*What is being asked*:
Images excluded, repeat each entry below exactly.

*Input*:
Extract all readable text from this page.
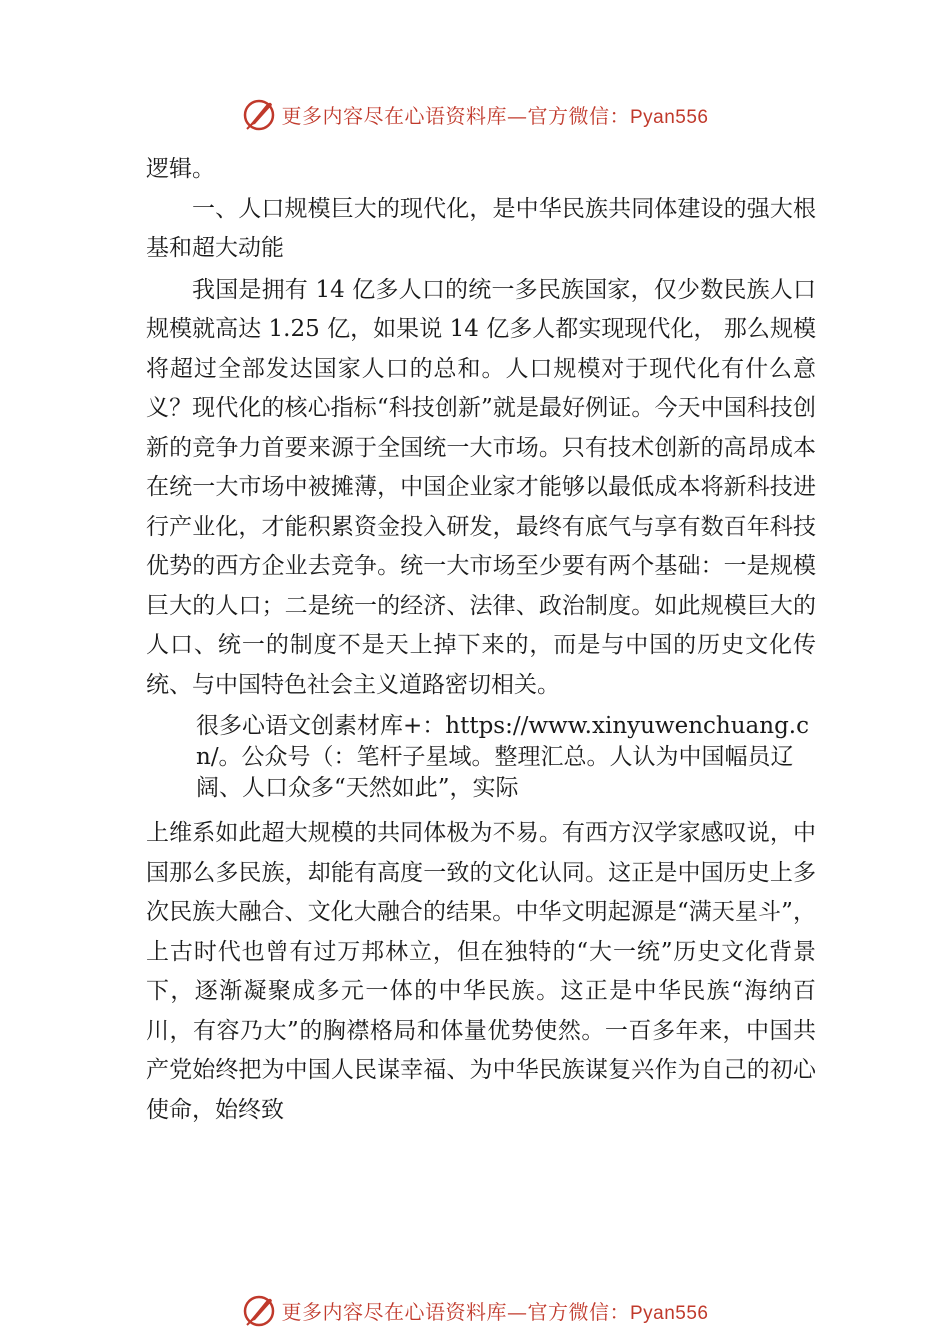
更多内容尽在心语资料库—官方微信：Pyan556

逻辑。

一、人口规模巨大的现代化，是中华民族共同体建设的强大根基和超大动能

我国是拥有 14 亿多人口的统一多民族国家，仅少数民族人口规模就高达 1.25 亿，如果说 14 亿多人都实现现代化， 那么规模将超过全部发达国家人口的总和。人口规模对于现代化有什么意义？现代化的核心指标“科技创新”就是最好例证。今天中国科技创新的竞争力首要来源于全国统一大市场。只有技术创新的高昂成本在统一大市场中被摊薄，中国企业家才能够以最低成本将新科技进行产业化，才能积累资金投入研发，最终有底气与享有数百年科技优势的西方企业去竞争。统一大市场至少要有两个基础：一是规模巨大的人口；二是统一的经济、法律、政治制度。如此规模巨大的人口、统一的制度不是天上掉下来的，而是与中国的历史文化传统、与中国特色社会主义道路密切相关。

很多心语文创素材库+：https://www.xinyuwenchuang.cn/。公众号（：笔杆子星域。整理汇总。人认为中国幅员辽阔、人口众多“天然如此”，实际

上维系如此超大规模的共同体极为不易。有西方汉学家感叹说，中国那么多民族，却能有高度一致的文化认同。这正是中国历史上多次民族大融合、文化大融合的结果。中华文明起源是“满天星斗”，上古时代也曾有过万邦林立，但在独特的“大一统”历史文化背景下，逐渐凝聚成多元一体的中华民族。这正是中华民族“海纳百川，有容乃大”的胸襟格局和体量优势使然。一百多年来，中国共产党始终把为中国人民谋幸福、为中华民族谋复兴作为自己的初心使命，始终致

更多内容尽在心语资料库—官方微信：Pyan556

*Output*:
Extract all readable text from this page.
更多内容尽在心语资料库—官方微信：Pyan556

逻辑。

一、人口规模巨大的现代化，是中华民族共同体建设的强大根基和超大动能

我国是拥有 14 亿多人口的统一多民族国家，仅少数民族人口规模就高达 1.25 亿，如果说 14 亿多人都实现现代化， 那么规模将超过全部发达国家人口的总和。人口规模对于现代化有什么意义？现代化的核心指标“科技创新”就是最好例证。今天中国科技创新的竞争力首要来源于全国统一大市场。只有技术创新的高昂成本在统一大市场中被摊薄，中国企业家才能够以最低成本将新科技进行产业化，才能积累资金投入研发，最终有底气与享有数百年科技优势的西方企业去竞争。统一大市场至少要有两个基础：一是规模巨大的人口；二是统一的经济、法律、政治制度。如此规模巨大的人口、统一的制度不是天上掉下来的，而是与中国的历史文化传统、与中国特色社会主义道路密切相关。

很多心语文创素材库+：https://www.xinyuwenchuang.cn/。公众号（：笔杆子星域。整理汇总。人认为中国幅员辽阔、人口众多“天然如此”，实际

上维系如此超大规模的共同体极为不易。有西方汉学家感叹说，中国那么多民族，却能有高度一致的文化认同。这正是中国历史上多次民族大融合、文化大融合的结果。中华文明起源是“满天星斗”，上古时代也曾有过万邦林立，但在独特的“大一统”历史文化背景下，逐渐凝聚成多元一体的中华民族。这正是中华民族“海纳百川，有容乃大”的胸襟格局和体量优势使然。一百多年来，中国共产党始终把为中国人民谋幸福、为中华民族谋复兴作为自己的初心使命，始终致

更多内容尽在心语资料库—官方微信：Pyan556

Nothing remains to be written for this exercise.